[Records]
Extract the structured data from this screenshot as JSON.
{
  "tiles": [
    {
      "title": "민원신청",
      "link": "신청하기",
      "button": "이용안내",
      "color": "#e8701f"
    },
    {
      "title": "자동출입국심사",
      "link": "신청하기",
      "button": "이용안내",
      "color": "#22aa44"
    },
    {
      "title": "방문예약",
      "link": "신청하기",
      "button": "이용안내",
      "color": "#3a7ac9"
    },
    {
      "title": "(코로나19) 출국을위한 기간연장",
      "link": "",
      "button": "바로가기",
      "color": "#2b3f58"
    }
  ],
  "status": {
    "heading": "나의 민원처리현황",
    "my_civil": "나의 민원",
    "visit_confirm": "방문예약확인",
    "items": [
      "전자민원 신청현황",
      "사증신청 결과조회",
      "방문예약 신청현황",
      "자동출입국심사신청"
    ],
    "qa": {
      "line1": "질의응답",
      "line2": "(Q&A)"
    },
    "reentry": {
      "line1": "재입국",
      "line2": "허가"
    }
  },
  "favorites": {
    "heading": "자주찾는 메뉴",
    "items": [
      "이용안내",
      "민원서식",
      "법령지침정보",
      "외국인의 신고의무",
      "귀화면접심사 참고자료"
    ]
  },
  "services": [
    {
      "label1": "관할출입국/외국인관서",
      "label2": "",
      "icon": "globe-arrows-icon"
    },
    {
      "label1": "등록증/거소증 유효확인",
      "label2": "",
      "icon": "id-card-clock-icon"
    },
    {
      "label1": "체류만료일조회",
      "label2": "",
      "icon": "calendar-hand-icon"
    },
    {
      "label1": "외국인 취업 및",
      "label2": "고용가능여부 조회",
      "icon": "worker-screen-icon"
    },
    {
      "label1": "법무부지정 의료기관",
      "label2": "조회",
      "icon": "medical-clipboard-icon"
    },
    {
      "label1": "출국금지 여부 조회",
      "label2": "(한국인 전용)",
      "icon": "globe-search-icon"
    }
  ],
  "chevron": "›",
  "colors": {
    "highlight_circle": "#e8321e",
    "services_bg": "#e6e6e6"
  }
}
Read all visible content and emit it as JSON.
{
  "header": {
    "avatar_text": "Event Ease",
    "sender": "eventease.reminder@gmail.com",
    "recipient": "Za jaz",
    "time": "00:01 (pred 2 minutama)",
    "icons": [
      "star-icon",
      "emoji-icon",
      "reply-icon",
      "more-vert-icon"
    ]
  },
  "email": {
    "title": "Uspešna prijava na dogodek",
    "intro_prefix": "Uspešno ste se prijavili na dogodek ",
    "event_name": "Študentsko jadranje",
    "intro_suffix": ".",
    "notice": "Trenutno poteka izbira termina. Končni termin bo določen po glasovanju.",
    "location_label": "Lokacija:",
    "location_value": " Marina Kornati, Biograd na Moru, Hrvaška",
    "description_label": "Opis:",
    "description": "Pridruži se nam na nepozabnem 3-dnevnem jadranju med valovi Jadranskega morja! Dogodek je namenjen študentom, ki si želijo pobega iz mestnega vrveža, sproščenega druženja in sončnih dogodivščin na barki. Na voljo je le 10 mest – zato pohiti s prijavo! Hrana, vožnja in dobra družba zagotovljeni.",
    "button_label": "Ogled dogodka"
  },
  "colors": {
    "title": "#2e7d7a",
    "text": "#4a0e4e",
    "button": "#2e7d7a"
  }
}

DESCRIPTION OF THE TASK >> Above are some records. Print them all exactly.

RIGHT ANSWER >>
Extract the structured data from this screenshot as JSON.
{
  "tiles": [
    {
      "title": "민원신청",
      "link": "신청하기",
      "button": "이용안내",
      "color": "#e8701f"
    },
    {
      "title": "자동출입국심사",
      "link": "신청하기",
      "button": "이용안내",
      "color": "#22aa44"
    },
    {
      "title": "방문예약",
      "link": "신청하기",
      "button": "이용안내",
      "color": "#3a7ac9"
    },
    {
      "title": "(코로나19) 출국을위한 기간연장",
      "link": "",
      "button": "바로가기",
      "color": "#2b3f58"
    }
  ],
  "status": {
    "heading": "나의 민원처리현황",
    "my_civil": "나의 민원",
    "visit_confirm": "방문예약확인",
    "items": [
      "전자민원 신청현황",
      "사증신청 결과조회",
      "방문예약 신청현황",
      "자동출입국심사신청"
    ],
    "qa": {
      "line1": "질의응답",
      "line2": "(Q&A)"
    },
    "reentry": {
      "line1": "재입국",
      "line2": "허가"
    }
  },
  "favorites": {
    "heading": "자주찾는 메뉴",
    "items": [
      "이용안내",
      "민원서식",
      "법령지침정보",
      "외국인의 신고의무",
      "귀화면접심사 참고자료"
    ]
  },
  "services": [
    {
      "label1": "관할출입국/외국인관서",
      "label2": "",
      "icon": "globe-arrows-icon"
    },
    {
      "label1": "등록증/거소증 유효확인",
      "label2": "",
      "icon": "id-card-clock-icon"
    },
    {
      "label1": "체류만료일조회",
      "label2": "",
      "icon": "calendar-hand-icon"
    },
    {
      "label1": "외국인 취업 및",
      "label2": "고용가능여부 조회",
      "icon": "worker-screen-icon"
    },
    {
      "label1": "법무부지정 의료기관",
      "label2": "조회",
      "icon": "medical-clipboard-icon"
    },
    {
      "label1": "출국금지 여부 조회",
      "label2": "(한국인 전용)",
      "icon": "globe-search-icon"
    }
  ],
  "chevron": "›",
  "colors": {
    "highlight_circle": "#e8321e",
    "services_bg": "#e6e6e6"
  }
}
Read all visible content and emit it as JSON.
{
  "header": {
    "avatar_text": "Event Ease",
    "sender": "eventease.reminder@gmail.com",
    "recipient": "Za jaz",
    "time": "00:01 (pred 2 minutama)",
    "icons": [
      "star-icon",
      "emoji-icon",
      "reply-icon",
      "more-vert-icon"
    ]
  },
  "email": {
    "title": "Uspešna prijava na dogodek",
    "intro_prefix": "Uspešno ste se prijavili na dogodek ",
    "event_name": "Študentsko jadranje",
    "intro_suffix": ".",
    "notice": "Trenutno poteka izbira termina. Končni termin bo določen po glasovanju.",
    "location_label": "Lokacija:",
    "location_value": " Marina Kornati, Biograd na Moru, Hrvaška",
    "description_label": "Opis:",
    "description": "Pridruži se nam na nepozabnem 3-dnevnem jadranju med valovi Jadranskega morja! Dogodek je namenjen študentom, ki si želijo pobega iz mestnega vrveža, sproščenega druženja in sončnih dogodivščin na barki. Na voljo je le 10 mest – zato pohiti s prijavo! Hrana, vožnja in dobra družba zagotovljeni.",
    "button_label": "Ogled dogodka"
  },
  "colors": {
    "title": "#2e7d7a",
    "text": "#4a0e4e",
    "button": "#2e7d7a"
  }
}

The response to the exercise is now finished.